● **TO BE DONE**
Rewrite every entry in the listing with "simplification" changed to "clarity" and all other text left as it is. Omit the pictures from your answer.

[Saved entries]
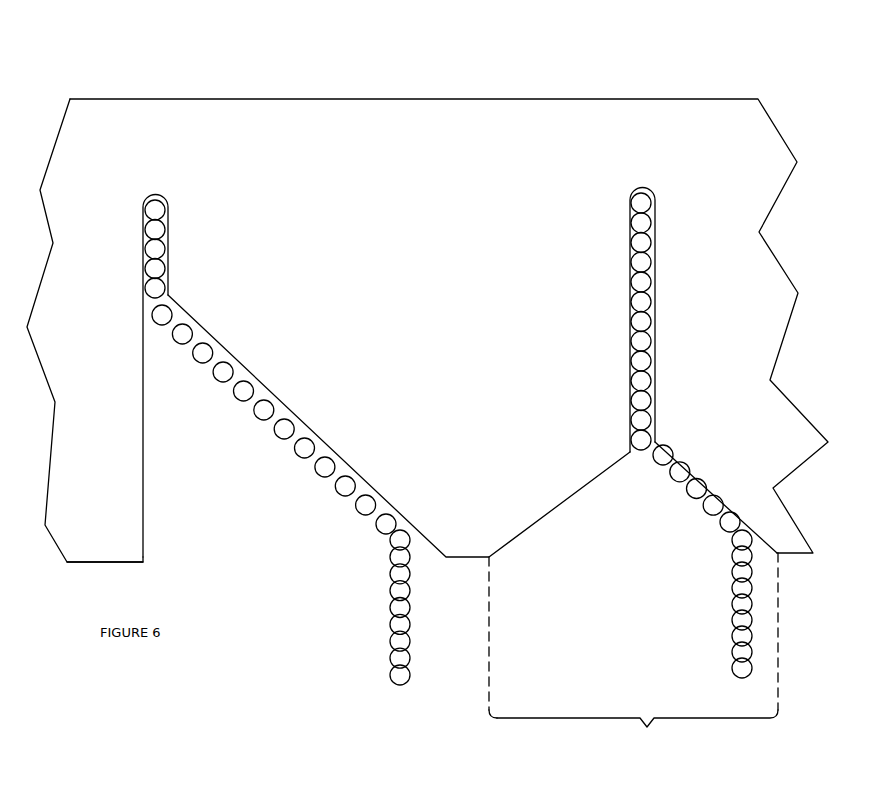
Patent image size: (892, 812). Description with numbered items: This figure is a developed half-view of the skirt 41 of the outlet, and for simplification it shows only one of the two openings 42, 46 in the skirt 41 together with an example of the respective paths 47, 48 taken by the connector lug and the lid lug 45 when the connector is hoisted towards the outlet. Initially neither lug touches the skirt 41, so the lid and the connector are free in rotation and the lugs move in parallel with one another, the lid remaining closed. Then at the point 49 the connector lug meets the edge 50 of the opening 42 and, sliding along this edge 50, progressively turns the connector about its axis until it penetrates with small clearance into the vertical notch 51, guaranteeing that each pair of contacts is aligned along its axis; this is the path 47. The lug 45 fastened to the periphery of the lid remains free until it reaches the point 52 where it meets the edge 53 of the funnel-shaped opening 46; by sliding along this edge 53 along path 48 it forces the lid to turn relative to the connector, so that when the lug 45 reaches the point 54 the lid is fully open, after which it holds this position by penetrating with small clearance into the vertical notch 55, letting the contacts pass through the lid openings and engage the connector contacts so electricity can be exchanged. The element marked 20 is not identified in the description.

The skirt 41 is at (427, 285).
The vertical notch 55 is at (435, 476).
The point 54 is at (177, 249).
The edge 53 is at (399, 426).
The point 52 is at (274, 419).
The vertical notch 51 is at (663, 320).
The edge 50 is at (716, 497).
The point 49 is at (714, 488).
The path 48 is at (364, 599).
The path 47 is at (703, 596).
The funnel-shaped opening 46 is at (183, 601).
The lug 45 is at (356, 699).
The opening 42 is at (633, 622).
The bottom ball of right chain 20 is at (708, 669).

● **FULL SOLUTION**
Patent image size: (892, 812). Description with numbered items: This figure is a developed half-view of the skirt 41 of the outlet, and for clarity it shows only one of the two openings 42, 46 in the skirt 41 together with an example of the respective paths 47, 48 taken by the connector lug and the lid lug 45 when the connector is hoisted towards the outlet. Initially neither lug touches the skirt 41, so the lid and the connector are free in rotation and the lugs move in parallel with one another, the lid remaining closed. Then at the point 49 the connector lug meets the edge 50 of the opening 42 and, sliding along this edge 50, progressively turns the connector about its axis until it penetrates with small clearance into the vertical notch 51, guaranteeing that each pair of contacts is aligned along its axis; this is the path 47. The lug 45 fastened to the periphery of the lid remains free until it reaches the point 52 where it meets the edge 53 of the funnel-shaped opening 46; by sliding along this edge 53 along path 48 it forces the lid to turn relative to the connector, so that when the lug 45 reaches the point 54 the lid is fully open, after which it holds this position by penetrating with small clearance into the vertical notch 55, letting the contacts pass through the lid openings and engage the connector contacts so electricity can be exchanged. The element marked 20 is not identified in the description.

The skirt 41 is at (427, 285).
The vertical notch 55 is at (435, 476).
The point 54 is at (177, 249).
The edge 53 is at (399, 426).
The point 52 is at (274, 419).
The vertical notch 51 is at (663, 320).
The edge 50 is at (716, 497).
The point 49 is at (714, 488).
The path 48 is at (364, 599).
The path 47 is at (703, 596).
The funnel-shaped opening 46 is at (183, 601).
The lug 45 is at (356, 699).
The opening 42 is at (633, 622).
The bottom ball of right chain 20 is at (708, 669).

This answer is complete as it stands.